— Problem to solve —
Every entry must be duplicated precisely as written.

— Input rows —
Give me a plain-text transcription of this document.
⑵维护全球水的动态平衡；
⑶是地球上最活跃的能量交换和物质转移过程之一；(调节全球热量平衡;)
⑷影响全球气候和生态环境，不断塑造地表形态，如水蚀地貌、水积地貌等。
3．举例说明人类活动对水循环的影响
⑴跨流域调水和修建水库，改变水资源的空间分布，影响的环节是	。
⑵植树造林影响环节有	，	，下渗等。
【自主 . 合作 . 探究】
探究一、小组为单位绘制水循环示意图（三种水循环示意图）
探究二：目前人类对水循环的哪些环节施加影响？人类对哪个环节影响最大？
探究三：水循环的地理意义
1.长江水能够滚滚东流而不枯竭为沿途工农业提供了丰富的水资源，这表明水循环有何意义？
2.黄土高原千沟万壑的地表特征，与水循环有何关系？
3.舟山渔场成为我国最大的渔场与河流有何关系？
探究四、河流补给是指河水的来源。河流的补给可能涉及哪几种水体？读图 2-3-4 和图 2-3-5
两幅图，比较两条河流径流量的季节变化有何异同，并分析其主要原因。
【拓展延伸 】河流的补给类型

— Output below —
Give me a plain-text transcription of this document.
⑵维护全球水的动态平衡；
⑶是地球上最活跃的能量交换和物质转移过程之一；(调节全球热量平衡;)
⑷影响全球气候和生态环境，不断塑造地表形态，如水蚀地貌、水积地貌等。
3．举例说明人类活动对水循环的影响
⑴跨流域调水和修建水库，改变水资源的空间分布，影响的环节是	。
⑵植树造林影响环节有	，	，下渗等。
【自主 . 合作 . 探究】
探究一、小组为单位绘制水循环示意图（三种水循环示意图）
探究二：目前人类对水循环的哪些环节施加影响？人类对哪个环节影响最大？
探究三：水循环的地理意义
1.长江水能够滚滚东流而不枯竭为沿途工农业提供了丰富的水资源，这表明水循环有何意义？
2.黄土高原千沟万壑的地表特征，与水循环有何关系？
3.舟山渔场成为我国最大的渔场与河流有何关系？
探究四、河流补给是指河水的来源。河流的补给可能涉及哪几种水体？读图 2-3-4 和图 2-3-5
两幅图，比较两条河流径流量的季节变化有何异同，并分析其主要原因。
【拓展延伸 】河流的补给类型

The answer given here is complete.